(GOAL): Format the records below as a numbered list, from the first line through the line that contains "scale-bar <box>230 1152 289 1162</box>", leaving out any blank lines.

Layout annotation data
──────

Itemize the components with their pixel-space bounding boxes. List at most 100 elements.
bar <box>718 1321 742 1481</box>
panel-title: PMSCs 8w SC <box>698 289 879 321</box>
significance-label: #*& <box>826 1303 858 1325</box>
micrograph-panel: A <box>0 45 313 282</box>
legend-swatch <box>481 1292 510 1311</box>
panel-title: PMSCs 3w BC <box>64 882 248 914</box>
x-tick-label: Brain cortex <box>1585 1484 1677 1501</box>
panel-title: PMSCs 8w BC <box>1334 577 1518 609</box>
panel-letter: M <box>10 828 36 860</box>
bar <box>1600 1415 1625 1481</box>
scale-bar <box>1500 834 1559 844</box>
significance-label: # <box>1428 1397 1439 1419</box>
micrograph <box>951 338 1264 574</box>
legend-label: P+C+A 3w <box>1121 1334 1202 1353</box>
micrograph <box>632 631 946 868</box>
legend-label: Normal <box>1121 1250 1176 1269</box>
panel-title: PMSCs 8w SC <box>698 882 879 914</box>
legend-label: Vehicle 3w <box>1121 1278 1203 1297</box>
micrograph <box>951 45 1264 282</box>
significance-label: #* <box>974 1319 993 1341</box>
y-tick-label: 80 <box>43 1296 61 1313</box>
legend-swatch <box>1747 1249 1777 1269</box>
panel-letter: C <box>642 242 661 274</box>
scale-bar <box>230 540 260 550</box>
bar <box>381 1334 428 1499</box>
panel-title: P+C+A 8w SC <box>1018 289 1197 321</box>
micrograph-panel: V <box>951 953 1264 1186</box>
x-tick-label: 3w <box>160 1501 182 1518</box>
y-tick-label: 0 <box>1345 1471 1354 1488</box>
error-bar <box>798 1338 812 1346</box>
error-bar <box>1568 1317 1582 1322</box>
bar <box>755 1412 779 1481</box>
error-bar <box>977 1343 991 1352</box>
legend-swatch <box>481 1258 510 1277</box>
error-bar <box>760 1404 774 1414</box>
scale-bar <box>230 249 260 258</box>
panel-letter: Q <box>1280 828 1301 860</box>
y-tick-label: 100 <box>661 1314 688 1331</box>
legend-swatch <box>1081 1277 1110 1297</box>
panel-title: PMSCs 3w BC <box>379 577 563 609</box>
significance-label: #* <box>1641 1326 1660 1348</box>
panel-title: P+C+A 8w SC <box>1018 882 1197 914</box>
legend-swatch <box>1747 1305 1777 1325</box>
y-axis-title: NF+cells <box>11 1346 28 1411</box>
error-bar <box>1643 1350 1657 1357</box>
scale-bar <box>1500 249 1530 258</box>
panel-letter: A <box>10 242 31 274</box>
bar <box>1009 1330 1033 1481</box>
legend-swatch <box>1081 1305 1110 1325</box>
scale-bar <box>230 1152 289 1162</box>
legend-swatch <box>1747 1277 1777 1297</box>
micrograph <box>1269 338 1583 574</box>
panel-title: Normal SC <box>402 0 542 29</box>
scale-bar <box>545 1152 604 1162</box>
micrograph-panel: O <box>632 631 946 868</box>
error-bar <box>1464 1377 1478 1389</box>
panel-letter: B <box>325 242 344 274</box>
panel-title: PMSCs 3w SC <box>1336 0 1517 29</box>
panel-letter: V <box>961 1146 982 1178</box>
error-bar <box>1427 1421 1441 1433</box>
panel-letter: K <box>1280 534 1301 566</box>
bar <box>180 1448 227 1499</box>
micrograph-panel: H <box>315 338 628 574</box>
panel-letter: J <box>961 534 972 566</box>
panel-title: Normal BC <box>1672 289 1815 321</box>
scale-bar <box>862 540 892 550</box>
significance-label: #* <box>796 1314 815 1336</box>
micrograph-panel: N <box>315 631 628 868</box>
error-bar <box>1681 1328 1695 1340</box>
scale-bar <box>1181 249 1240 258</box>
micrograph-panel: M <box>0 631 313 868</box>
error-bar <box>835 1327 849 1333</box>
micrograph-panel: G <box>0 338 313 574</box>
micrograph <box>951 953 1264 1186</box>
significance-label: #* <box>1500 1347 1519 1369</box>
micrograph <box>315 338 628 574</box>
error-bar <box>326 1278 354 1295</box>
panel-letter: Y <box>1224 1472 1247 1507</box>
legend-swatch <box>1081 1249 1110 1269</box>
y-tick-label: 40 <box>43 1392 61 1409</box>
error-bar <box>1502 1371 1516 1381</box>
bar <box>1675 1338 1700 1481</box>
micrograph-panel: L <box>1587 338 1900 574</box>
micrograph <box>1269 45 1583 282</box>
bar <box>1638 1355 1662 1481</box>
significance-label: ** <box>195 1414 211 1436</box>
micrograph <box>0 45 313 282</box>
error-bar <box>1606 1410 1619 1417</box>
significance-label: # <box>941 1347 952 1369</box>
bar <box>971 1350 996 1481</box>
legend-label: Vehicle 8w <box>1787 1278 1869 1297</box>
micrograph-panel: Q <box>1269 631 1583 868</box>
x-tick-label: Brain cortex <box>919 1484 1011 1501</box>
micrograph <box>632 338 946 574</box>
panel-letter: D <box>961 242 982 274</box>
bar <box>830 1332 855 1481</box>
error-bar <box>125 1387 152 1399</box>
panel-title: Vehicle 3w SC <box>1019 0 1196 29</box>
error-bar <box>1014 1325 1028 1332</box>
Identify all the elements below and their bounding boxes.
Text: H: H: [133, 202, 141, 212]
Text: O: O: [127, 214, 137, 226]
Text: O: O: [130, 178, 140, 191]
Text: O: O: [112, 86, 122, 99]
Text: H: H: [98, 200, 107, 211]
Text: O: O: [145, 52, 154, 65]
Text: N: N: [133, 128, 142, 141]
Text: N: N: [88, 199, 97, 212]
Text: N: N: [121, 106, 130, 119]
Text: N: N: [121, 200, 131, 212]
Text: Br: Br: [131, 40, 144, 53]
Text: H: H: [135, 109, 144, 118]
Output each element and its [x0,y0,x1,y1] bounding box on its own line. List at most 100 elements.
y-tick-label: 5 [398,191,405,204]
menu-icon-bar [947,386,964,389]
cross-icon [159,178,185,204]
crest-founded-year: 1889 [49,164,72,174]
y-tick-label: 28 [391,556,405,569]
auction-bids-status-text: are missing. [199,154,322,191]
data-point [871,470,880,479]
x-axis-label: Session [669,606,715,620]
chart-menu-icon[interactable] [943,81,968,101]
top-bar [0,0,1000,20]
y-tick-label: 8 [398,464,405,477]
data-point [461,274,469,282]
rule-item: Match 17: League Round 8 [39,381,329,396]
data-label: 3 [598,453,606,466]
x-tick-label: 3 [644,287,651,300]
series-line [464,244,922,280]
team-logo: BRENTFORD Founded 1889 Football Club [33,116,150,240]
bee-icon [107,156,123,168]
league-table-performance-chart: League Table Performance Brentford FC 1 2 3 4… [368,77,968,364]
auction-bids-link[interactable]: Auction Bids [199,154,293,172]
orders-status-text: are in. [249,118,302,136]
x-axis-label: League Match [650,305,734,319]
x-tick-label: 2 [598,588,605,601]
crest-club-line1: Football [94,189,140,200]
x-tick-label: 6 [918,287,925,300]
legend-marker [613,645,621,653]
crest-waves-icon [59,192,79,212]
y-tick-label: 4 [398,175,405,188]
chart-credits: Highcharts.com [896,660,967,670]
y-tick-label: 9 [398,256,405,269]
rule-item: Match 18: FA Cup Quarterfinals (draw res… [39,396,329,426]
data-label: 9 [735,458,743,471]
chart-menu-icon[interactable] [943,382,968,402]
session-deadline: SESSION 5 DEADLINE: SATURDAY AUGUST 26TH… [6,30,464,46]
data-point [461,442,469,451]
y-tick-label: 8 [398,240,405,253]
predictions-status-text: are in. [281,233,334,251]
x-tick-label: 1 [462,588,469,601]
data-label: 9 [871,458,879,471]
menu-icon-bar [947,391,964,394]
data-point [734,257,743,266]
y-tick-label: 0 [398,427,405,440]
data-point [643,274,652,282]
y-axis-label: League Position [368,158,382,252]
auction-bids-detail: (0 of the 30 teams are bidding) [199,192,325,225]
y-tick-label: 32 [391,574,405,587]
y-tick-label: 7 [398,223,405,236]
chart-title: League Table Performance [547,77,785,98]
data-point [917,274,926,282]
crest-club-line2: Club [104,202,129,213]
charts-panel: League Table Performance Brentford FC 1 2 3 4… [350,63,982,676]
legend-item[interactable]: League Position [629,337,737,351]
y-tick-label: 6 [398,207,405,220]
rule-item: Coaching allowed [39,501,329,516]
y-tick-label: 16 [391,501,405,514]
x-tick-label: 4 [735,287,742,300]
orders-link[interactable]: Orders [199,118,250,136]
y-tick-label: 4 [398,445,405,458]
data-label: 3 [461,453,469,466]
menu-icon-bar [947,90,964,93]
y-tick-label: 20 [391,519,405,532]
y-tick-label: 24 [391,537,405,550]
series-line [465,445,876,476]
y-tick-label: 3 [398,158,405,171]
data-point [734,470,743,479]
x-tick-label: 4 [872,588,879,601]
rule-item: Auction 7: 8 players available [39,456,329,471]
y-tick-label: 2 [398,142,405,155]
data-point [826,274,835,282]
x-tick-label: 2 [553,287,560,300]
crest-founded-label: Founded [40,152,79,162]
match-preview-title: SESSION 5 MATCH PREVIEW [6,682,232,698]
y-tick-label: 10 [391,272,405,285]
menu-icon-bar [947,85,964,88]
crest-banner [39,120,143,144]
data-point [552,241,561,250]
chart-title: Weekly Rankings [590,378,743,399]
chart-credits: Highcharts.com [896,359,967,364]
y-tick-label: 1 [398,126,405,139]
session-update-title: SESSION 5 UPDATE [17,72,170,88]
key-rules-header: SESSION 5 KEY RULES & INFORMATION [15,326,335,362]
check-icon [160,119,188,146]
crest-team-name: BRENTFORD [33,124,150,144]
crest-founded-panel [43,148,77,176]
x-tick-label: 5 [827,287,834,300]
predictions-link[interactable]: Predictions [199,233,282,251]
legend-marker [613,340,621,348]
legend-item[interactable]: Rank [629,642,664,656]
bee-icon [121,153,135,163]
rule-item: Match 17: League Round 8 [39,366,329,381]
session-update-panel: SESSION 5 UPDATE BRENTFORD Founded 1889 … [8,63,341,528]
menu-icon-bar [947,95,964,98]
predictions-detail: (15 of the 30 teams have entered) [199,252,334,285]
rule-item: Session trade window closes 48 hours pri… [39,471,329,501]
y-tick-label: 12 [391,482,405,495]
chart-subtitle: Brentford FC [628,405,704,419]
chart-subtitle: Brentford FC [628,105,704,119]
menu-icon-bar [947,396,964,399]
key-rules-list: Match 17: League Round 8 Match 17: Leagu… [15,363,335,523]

──────

(FINISHED EXERCISE):
1. Itemize the components with their pixel-space bounding boxes. List at most 100 elements.
2. bar <box>718 1321 742 1481</box>
3. panel-title: PMSCs 8w SC <box>698 289 879 321</box>
4. significance-label: #*& <box>826 1303 858 1325</box>
5. micrograph-panel: A <box>0 45 313 282</box>
6. legend-swatch <box>481 1292 510 1311</box>
7. panel-title: PMSCs 3w BC <box>64 882 248 914</box>
8. x-tick-label: Brain cortex <box>1585 1484 1677 1501</box>
9. panel-title: PMSCs 8w BC <box>1334 577 1518 609</box>
10. panel-letter: M <box>10 828 36 860</box>
11. bar <box>1600 1415 1625 1481</box>
12. scale-bar <box>1500 834 1559 844</box>
13. significance-label: # <box>1428 1397 1439 1419</box>
14. micrograph <box>951 338 1264 574</box>
15. legend-label: P+C+A 3w <box>1121 1334 1202 1353</box>
16. micrograph <box>632 631 946 868</box>
17. legend-label: Normal <box>1121 1250 1176 1269</box>
18. panel-title: PMSCs 8w SC <box>698 882 879 914</box>
19. legend-label: Vehicle 3w <box>1121 1278 1203 1297</box>
20. micrograph <box>951 45 1264 282</box>
21. significance-label: #* <box>974 1319 993 1341</box>
22. y-tick-label: 80 <box>43 1296 61 1313</box>
23. legend-swatch <box>1747 1249 1777 1269</box>
24. panel-letter: C <box>642 242 661 274</box>
25. scale-bar <box>230 540 260 550</box>
26. bar <box>381 1334 428 1499</box>
27. panel-title: P+C+A 8w SC <box>1018 289 1197 321</box>
28. micrograph-panel: V <box>951 953 1264 1186</box>
29. x-tick-label: 3w <box>160 1501 182 1518</box>
30. y-tick-label: 0 <box>1345 1471 1354 1488</box>
31. error-bar <box>798 1338 812 1346</box>
32. error-bar <box>1568 1317 1582 1322</box>
33. bar <box>755 1412 779 1481</box>
34. error-bar <box>977 1343 991 1352</box>
35. legend-swatch <box>481 1258 510 1277</box>
36. error-bar <box>760 1404 774 1414</box>
37. scale-bar <box>230 249 260 258</box>
38. panel-letter: Q <box>1280 828 1301 860</box>
39. y-tick-label: 100 <box>661 1314 688 1331</box>
40. legend-swatch <box>1081 1277 1110 1297</box>
41. panel-title: PMSCs 3w BC <box>379 577 563 609</box>
42. significance-label: #* <box>1641 1326 1660 1348</box>
43. panel-title: P+C+A 8w SC <box>1018 882 1197 914</box>
44. legend-swatch <box>1747 1305 1777 1325</box>
45. y-axis-title: NF+cells <box>11 1346 28 1411</box>
46. error-bar <box>1643 1350 1657 1357</box>
47. scale-bar <box>1500 249 1530 258</box>
48. panel-letter: A <box>10 242 31 274</box>
49. bar <box>1009 1330 1033 1481</box>
50. legend-swatch <box>1081 1305 1110 1325</box>
51. scale-bar <box>230 1152 289 1162</box>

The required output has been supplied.